----- EXERCISE MATERIALS -----
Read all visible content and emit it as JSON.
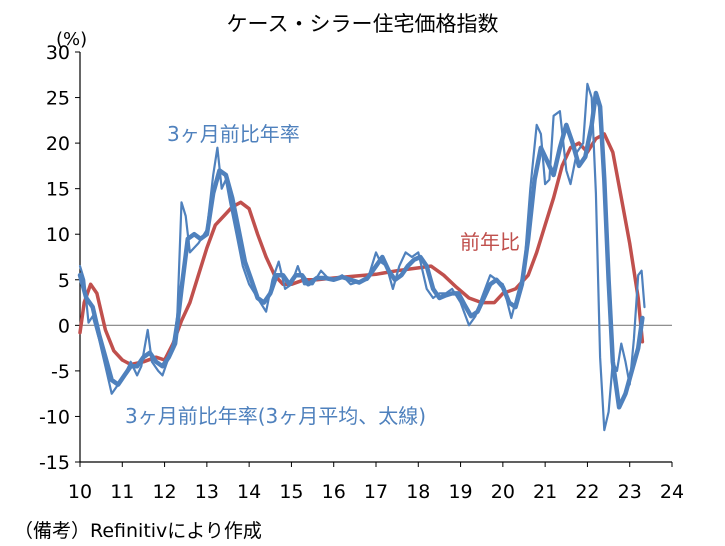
{
  "colors": {
    "yoy": "#C0504D",
    "mom3": "#4F81BD",
    "axis": "#000000",
    "zero": "#808080"
  },
  "chart_data": {
    "type": "line",
    "title": "ケース・シラー住宅価格指数",
    "unit_label": "(%)",
    "note": "（備考）Refinitivにより作成",
    "xlim": [
      2010,
      2024
    ],
    "ylim": [
      -15,
      30
    ],
    "x_ticks": [
      "10",
      "11",
      "12",
      "13",
      "14",
      "15",
      "16",
      "17",
      "18",
      "19",
      "20",
      "21",
      "22",
      "23",
      "24"
    ],
    "y_ticks": [
      "30",
      "25",
      "20",
      "15",
      "10",
      "5",
      "0",
      "-5",
      "-10",
      "-15"
    ],
    "grid": false,
    "annotations": [
      {
        "text": "3ヶ月前比年率",
        "series": "3ヶ月前比年率"
      },
      {
        "text": "前年比",
        "series": "前年比"
      },
      {
        "text": "3ヶ月前比年率(3ヶ月平均、太線)",
        "series": "3ヶ月前比年率(3ヶ月平均、太線)"
      }
    ],
    "series": [
      {
        "name": "前年比",
        "color": "#C0504D",
        "x": [
          2010.0,
          2010.1,
          2010.25,
          2010.4,
          2010.6,
          2010.8,
          2011.0,
          2011.2,
          2011.5,
          2011.8,
          2012.0,
          2012.2,
          2012.4,
          2012.6,
          2012.8,
          2013.0,
          2013.2,
          2013.4,
          2013.6,
          2013.8,
          2014.0,
          2014.2,
          2014.4,
          2014.6,
          2014.8,
          2015.0,
          2015.3,
          2015.6,
          2016.0,
          2016.5,
          2017.0,
          2017.5,
          2018.0,
          2018.3,
          2018.6,
          2018.9,
          2019.2,
          2019.5,
          2019.8,
          2020.0,
          2020.3,
          2020.6,
          2020.8,
          2021.0,
          2021.2,
          2021.4,
          2021.6,
          2021.8,
          2022.0,
          2022.2,
          2022.4,
          2022.6,
          2022.8,
          2023.0,
          2023.2,
          2023.3
        ],
        "y": [
          -0.8,
          2.5,
          4.5,
          3.5,
          -0.5,
          -2.8,
          -3.8,
          -4.3,
          -4.0,
          -3.5,
          -3.8,
          -2.0,
          0.5,
          2.5,
          5.5,
          8.5,
          11.0,
          12.0,
          13.0,
          13.5,
          12.8,
          10.0,
          7.5,
          5.5,
          4.5,
          4.5,
          5.0,
          5.0,
          5.2,
          5.4,
          5.6,
          6.0,
          6.3,
          6.5,
          5.5,
          4.2,
          3.0,
          2.5,
          2.5,
          3.5,
          4.0,
          5.5,
          8.0,
          11.0,
          14.0,
          17.5,
          19.5,
          20.0,
          19.0,
          20.5,
          21.0,
          19.0,
          14.0,
          9.0,
          3.0,
          -1.8
        ]
      },
      {
        "name": "3ヶ月前比年率",
        "color": "#4F81BD",
        "x": [
          2010.0,
          2010.1,
          2010.2,
          2010.3,
          2010.45,
          2010.6,
          2010.75,
          2010.9,
          2011.1,
          2011.2,
          2011.35,
          2011.45,
          2011.6,
          2011.7,
          2011.85,
          2011.95,
          2012.1,
          2012.2,
          2012.3,
          2012.4,
          2012.5,
          2012.6,
          2012.8,
          2013.0,
          2013.15,
          2013.25,
          2013.35,
          2013.45,
          2013.55,
          2013.7,
          2013.85,
          2014.0,
          2014.2,
          2014.4,
          2014.55,
          2014.7,
          2014.85,
          2015.0,
          2015.15,
          2015.3,
          2015.5,
          2015.7,
          2015.9,
          2016.0,
          2016.2,
          2016.4,
          2016.6,
          2016.8,
          2017.0,
          2017.1,
          2017.25,
          2017.4,
          2017.55,
          2017.7,
          2017.85,
          2018.0,
          2018.2,
          2018.35,
          2018.5,
          2018.65,
          2018.8,
          2019.0,
          2019.2,
          2019.35,
          2019.5,
          2019.7,
          2019.85,
          2020.0,
          2020.2,
          2020.35,
          2020.5,
          2020.65,
          2020.8,
          2020.9,
          2021.0,
          2021.1,
          2021.2,
          2021.35,
          2021.5,
          2021.6,
          2021.75,
          2021.9,
          2022.0,
          2022.1,
          2022.2,
          2022.3,
          2022.4,
          2022.5,
          2022.6,
          2022.7,
          2022.8,
          2022.9,
          2023.0,
          2023.1,
          2023.2,
          2023.28,
          2023.35
        ],
        "y": [
          6.5,
          5.0,
          0.3,
          1.0,
          -1.5,
          -4.5,
          -7.5,
          -6.5,
          -5.0,
          -4.0,
          -5.5,
          -4.5,
          -0.5,
          -4.0,
          -5.0,
          -5.5,
          -3.5,
          -2.0,
          1.0,
          13.5,
          12.0,
          8.0,
          9.0,
          10.5,
          16.5,
          19.5,
          15.0,
          16.0,
          13.5,
          10.0,
          6.5,
          4.5,
          3.0,
          1.5,
          5.0,
          7.0,
          4.0,
          4.5,
          6.5,
          4.5,
          4.5,
          6.0,
          5.0,
          5.0,
          5.5,
          4.5,
          4.8,
          5.0,
          8.0,
          7.0,
          6.5,
          4.0,
          6.5,
          8.0,
          7.5,
          8.0,
          4.0,
          3.0,
          3.5,
          3.5,
          4.0,
          2.5,
          0.0,
          1.0,
          3.0,
          5.5,
          5.0,
          4.5,
          0.8,
          3.5,
          6.0,
          15.0,
          22.0,
          21.0,
          15.5,
          16.0,
          23.0,
          23.5,
          17.0,
          15.5,
          19.0,
          20.0,
          26.5,
          25.0,
          14.5,
          -3.5,
          -11.5,
          -9.5,
          -4.0,
          -5.0,
          -2.0,
          -4.0,
          -6.5,
          -1.5,
          5.5,
          6.0,
          2.0
        ]
      },
      {
        "name": "3ヶ月前比年率(3ヶ月平均、太線)",
        "color": "#4F81BD",
        "x": [
          2010.0,
          2010.15,
          2010.3,
          2010.45,
          2010.6,
          2010.75,
          2010.9,
          2011.05,
          2011.2,
          2011.35,
          2011.5,
          2011.65,
          2011.8,
          2011.95,
          2012.1,
          2012.25,
          2012.4,
          2012.55,
          2012.7,
          2012.85,
          2013.0,
          2013.15,
          2013.3,
          2013.45,
          2013.6,
          2013.75,
          2013.9,
          2014.05,
          2014.2,
          2014.35,
          2014.5,
          2014.65,
          2014.8,
          2014.95,
          2015.1,
          2015.25,
          2015.4,
          2015.6,
          2015.8,
          2016.0,
          2016.2,
          2016.4,
          2016.6,
          2016.8,
          2017.0,
          2017.15,
          2017.3,
          2017.45,
          2017.6,
          2017.75,
          2017.9,
          2018.05,
          2018.2,
          2018.35,
          2018.5,
          2018.65,
          2018.8,
          2018.95,
          2019.1,
          2019.25,
          2019.4,
          2019.55,
          2019.7,
          2019.85,
          2020.0,
          2020.15,
          2020.3,
          2020.45,
          2020.6,
          2020.75,
          2020.9,
          2021.05,
          2021.2,
          2021.35,
          2021.5,
          2021.65,
          2021.8,
          2021.95,
          2022.1,
          2022.2,
          2022.3,
          2022.4,
          2022.5,
          2022.6,
          2022.75,
          2022.9,
          2023.05,
          2023.2,
          2023.3
        ],
        "y": [
          5.5,
          3.0,
          2.0,
          -1.0,
          -3.5,
          -6.0,
          -6.5,
          -5.5,
          -4.5,
          -4.5,
          -3.5,
          -3.0,
          -4.0,
          -4.5,
          -3.5,
          -2.0,
          4.0,
          9.5,
          10.0,
          9.5,
          10.0,
          14.5,
          17.0,
          16.5,
          14.0,
          10.5,
          7.0,
          5.0,
          3.0,
          2.5,
          3.5,
          5.5,
          5.5,
          4.5,
          5.5,
          5.5,
          4.5,
          5.2,
          5.2,
          5.0,
          5.3,
          5.0,
          4.7,
          5.2,
          6.5,
          7.5,
          6.0,
          5.0,
          5.5,
          6.5,
          7.2,
          7.5,
          6.5,
          4.0,
          3.0,
          3.3,
          3.5,
          3.5,
          2.2,
          1.0,
          1.5,
          3.0,
          4.5,
          5.0,
          4.2,
          2.5,
          2.0,
          4.5,
          9.5,
          16.0,
          19.5,
          18.0,
          16.5,
          19.5,
          22.0,
          20.0,
          17.5,
          18.5,
          22.0,
          25.5,
          24.0,
          16.0,
          5.0,
          -4.0,
          -9.0,
          -7.5,
          -5.0,
          -2.5,
          0.8
        ]
      }
    ]
  }
}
-----
Say how many lines include the word "series"; reply with the number alone.

4